## Given problem
Reproduce every line of the records below character for character, leaving out the pictures.

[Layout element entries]
....................
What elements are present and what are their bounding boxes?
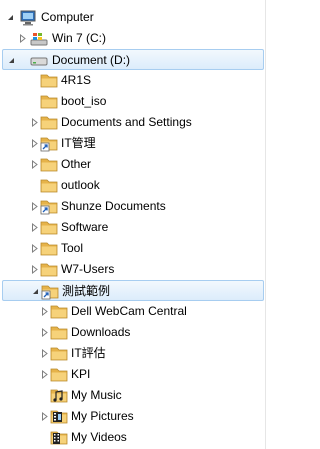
navigation-tree: Computer Win 7 (C:) Document (D:) 4R1S b…	[0, 0, 266, 449]
collapsed-arrow-icon[interactable]	[38, 406, 50, 427]
tree-item-label: Computer	[41, 10, 94, 24]
tree-item-it-evaluation[interactable]: IT評估	[0, 343, 266, 364]
collapsed-arrow-icon[interactable]	[28, 154, 40, 175]
collapsed-arrow-icon[interactable]	[38, 343, 50, 364]
tree-item-label: IT管理	[61, 136, 96, 150]
collapsed-arrow-icon[interactable]	[28, 217, 40, 238]
tree-item-label: KPI	[71, 367, 91, 381]
drive-icon	[30, 52, 48, 69]
music-folder-icon	[50, 387, 68, 404]
tree-item-other[interactable]: Other	[0, 154, 266, 175]
tree-item-document-drive[interactable]: Document (D:)	[2, 49, 264, 70]
tree-item-label: outlook	[61, 178, 100, 192]
tree-item-label: Tool	[61, 241, 84, 255]
tree-item-label: Win 7 (C:)	[52, 31, 106, 45]
tree-item-tool[interactable]: Tool	[0, 238, 266, 259]
tree-item-label: Other	[61, 157, 92, 171]
tree-item-documents-and-settings[interactable]: Documents and Settings	[0, 112, 266, 133]
folder-icon	[40, 93, 58, 110]
collapsed-arrow-icon[interactable]	[28, 196, 40, 217]
tree-item-downloads[interactable]: Downloads	[0, 322, 266, 343]
tree-item-label: My Music	[71, 388, 122, 402]
tree-item-outlook[interactable]: outlook	[0, 175, 266, 196]
tree-item-label: Software	[61, 220, 109, 234]
tree-item-it-management[interactable]: IT管理	[0, 133, 266, 154]
folder-icon	[40, 261, 58, 278]
folder-icon	[40, 177, 58, 194]
collapsed-arrow-icon[interactable]	[38, 322, 50, 343]
tree-item-label: Dell WebCam Central	[71, 304, 187, 318]
folder-icon	[50, 303, 68, 320]
folder-shortcut-icon	[40, 198, 58, 215]
folder-icon	[40, 219, 58, 236]
tree-item-boot-iso[interactable]: boot_iso	[0, 91, 266, 112]
pictures-folder-icon	[50, 408, 68, 425]
collapsed-arrow-icon[interactable]	[28, 133, 40, 154]
collapsed-arrow-icon[interactable]	[38, 301, 50, 322]
collapsed-arrow-icon[interactable]	[28, 238, 40, 259]
tree-item-my-pictures[interactable]: My Pictures	[0, 406, 266, 427]
expanded-arrow-icon[interactable]	[4, 7, 16, 28]
tree-item-kpi[interactable]: KPI	[0, 364, 266, 385]
folder-icon	[50, 324, 68, 341]
collapsed-arrow-icon[interactable]	[16, 28, 28, 49]
tree-item-label: 4R1S	[61, 73, 92, 87]
tree-item-label: Downloads	[71, 325, 131, 339]
tree-item-computer[interactable]: Computer	[0, 7, 266, 28]
collapsed-arrow-icon[interactable]	[38, 364, 50, 385]
tree-item-label: My Pictures	[71, 409, 134, 423]
folder-icon	[40, 240, 58, 257]
folder-icon	[50, 366, 68, 383]
collapsed-arrow-icon[interactable]	[28, 259, 40, 280]
tree-item-label: My Videos	[71, 430, 127, 444]
computer-icon	[19, 9, 37, 26]
folder-shortcut-icon	[41, 283, 59, 300]
videos-folder-icon	[50, 429, 68, 446]
tree-item-my-videos[interactable]: My Videos	[0, 427, 266, 448]
tree-item-label: 測試範例	[62, 284, 111, 298]
tree-item-label: Shunze Documents	[61, 199, 166, 213]
tree-item-label: IT評估	[71, 346, 106, 360]
windows-drive-icon	[30, 30, 48, 47]
expanded-arrow-icon[interactable]	[29, 281, 41, 302]
folder-icon	[40, 114, 58, 131]
tree-item-label: W7-Users	[61, 262, 115, 276]
tree-item-shunze-documents[interactable]: Shunze Documents	[0, 196, 266, 217]
tree-item-label: boot_iso	[61, 94, 107, 108]
expanded-arrow-icon[interactable]	[5, 50, 17, 71]
tree-item-w7-users[interactable]: W7-Users	[0, 259, 266, 280]
tree-item-win7-drive[interactable]: Win 7 (C:)	[0, 28, 266, 49]
tree-item-dell-webcam-central[interactable]: Dell WebCam Central	[0, 301, 266, 322]
folder-icon	[40, 156, 58, 173]
tree-item-4r1s[interactable]: 4R1S	[0, 70, 266, 91]
tree-item-label: Document (D:)	[52, 53, 131, 67]
folder-icon	[50, 345, 68, 362]
collapsed-arrow-icon[interactable]	[28, 112, 40, 133]
folder-icon	[40, 72, 58, 89]
tree-item-label: Documents and Settings	[61, 115, 192, 129]
folder-shortcut-icon	[40, 135, 58, 152]
tree-item-software[interactable]: Software	[0, 217, 266, 238]
tree-item-test-samples[interactable]: 測試範例	[2, 280, 264, 301]
tree-item-my-music[interactable]: My Music	[0, 385, 266, 406]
....................
## Finished answer
What elements are present and what are their bounding boxes?
navigation-tree: Computer Win 7 (C:) Document (D:) 4R1S b…	[0, 0, 266, 449]
collapsed-arrow-icon[interactable]	[38, 406, 50, 427]
tree-item-label: Computer	[41, 10, 94, 24]
tree-item-it-evaluation[interactable]: IT評估	[0, 343, 266, 364]
collapsed-arrow-icon[interactable]	[28, 154, 40, 175]
collapsed-arrow-icon[interactable]	[38, 343, 50, 364]
tree-item-label: IT管理	[61, 136, 96, 150]
collapsed-arrow-icon[interactable]	[28, 217, 40, 238]
tree-item-label: KPI	[71, 367, 91, 381]
drive-icon	[30, 52, 48, 69]
music-folder-icon	[50, 387, 68, 404]
tree-item-other[interactable]: Other	[0, 154, 266, 175]
tree-item-document-drive[interactable]: Document (D:)	[2, 49, 264, 70]
tree-item-label: outlook	[61, 178, 100, 192]
tree-item-label: Tool	[61, 241, 84, 255]
tree-item-label: Win 7 (C:)	[52, 31, 106, 45]
tree-item-tool[interactable]: Tool	[0, 238, 266, 259]
tree-item-label: Other	[61, 157, 92, 171]
tree-item-documents-and-settings[interactable]: Documents and Settings	[0, 112, 266, 133]
folder-icon	[40, 93, 58, 110]
collapsed-arrow-icon[interactable]	[28, 196, 40, 217]
tree-item-downloads[interactable]: Downloads	[0, 322, 266, 343]
tree-item-label: My Music	[71, 388, 122, 402]
tree-item-outlook[interactable]: outlook	[0, 175, 266, 196]
tree-item-label: Software	[61, 220, 109, 234]
tree-item-it-management[interactable]: IT管理	[0, 133, 266, 154]
folder-icon	[40, 261, 58, 278]
folder-icon	[40, 177, 58, 194]
collapsed-arrow-icon[interactable]	[38, 322, 50, 343]
tree-item-label: Dell WebCam Central	[71, 304, 187, 318]
folder-icon	[50, 303, 68, 320]
folder-shortcut-icon	[40, 198, 58, 215]
folder-icon	[40, 219, 58, 236]
tree-item-boot-iso[interactable]: boot_iso	[0, 91, 266, 112]
pictures-folder-icon	[50, 408, 68, 425]
collapsed-arrow-icon[interactable]	[28, 133, 40, 154]
collapsed-arrow-icon[interactable]	[38, 301, 50, 322]
collapsed-arrow-icon[interactable]	[28, 238, 40, 259]
tree-item-my-pictures[interactable]: My Pictures	[0, 406, 266, 427]
expanded-arrow-icon[interactable]	[4, 7, 16, 28]
tree-item-kpi[interactable]: KPI	[0, 364, 266, 385]
folder-icon	[50, 324, 68, 341]
collapsed-arrow-icon[interactable]	[16, 28, 28, 49]
tree-item-label: 4R1S	[61, 73, 92, 87]
tree-item-label: Downloads	[71, 325, 131, 339]
tree-item-computer[interactable]: Computer	[0, 7, 266, 28]
collapsed-arrow-icon[interactable]	[38, 364, 50, 385]
tree-item-label: My Pictures	[71, 409, 134, 423]
folder-icon	[40, 240, 58, 257]
folder-icon	[50, 366, 68, 383]
collapsed-arrow-icon[interactable]	[28, 259, 40, 280]
tree-item-label: My Videos	[71, 430, 127, 444]
computer-icon	[19, 9, 37, 26]
folder-shortcut-icon	[41, 283, 59, 300]
videos-folder-icon	[50, 429, 68, 446]
tree-item-my-videos[interactable]: My Videos	[0, 427, 266, 448]
tree-item-label: 測試範例	[62, 284, 111, 298]
tree-item-label: Shunze Documents	[61, 199, 166, 213]
tree-item-label: IT評估	[71, 346, 106, 360]
windows-drive-icon	[30, 30, 48, 47]
expanded-arrow-icon[interactable]	[29, 281, 41, 302]
folder-icon	[40, 114, 58, 131]
tree-item-label: W7-Users	[61, 262, 115, 276]
tree-item-shunze-documents[interactable]: Shunze Documents	[0, 196, 266, 217]
tree-item-label: boot_iso	[61, 94, 107, 108]
expanded-arrow-icon[interactable]	[5, 50, 17, 71]
tree-item-w7-users[interactable]: W7-Users	[0, 259, 266, 280]
tree-item-win7-drive[interactable]: Win 7 (C:)	[0, 28, 266, 49]
tree-item-dell-webcam-central[interactable]: Dell WebCam Central	[0, 301, 266, 322]
folder-icon	[40, 156, 58, 173]
tree-item-4r1s[interactable]: 4R1S	[0, 70, 266, 91]
tree-item-label: Document (D:)	[52, 53, 131, 67]
folder-icon	[50, 345, 68, 362]
collapsed-arrow-icon[interactable]	[28, 112, 40, 133]
folder-icon	[40, 72, 58, 89]
tree-item-label: Documents and Settings	[61, 115, 192, 129]
folder-shortcut-icon	[40, 135, 58, 152]
tree-item-software[interactable]: Software	[0, 217, 266, 238]
tree-item-test-samples[interactable]: 測試範例	[2, 280, 264, 301]
tree-item-my-music[interactable]: My Music	[0, 385, 266, 406]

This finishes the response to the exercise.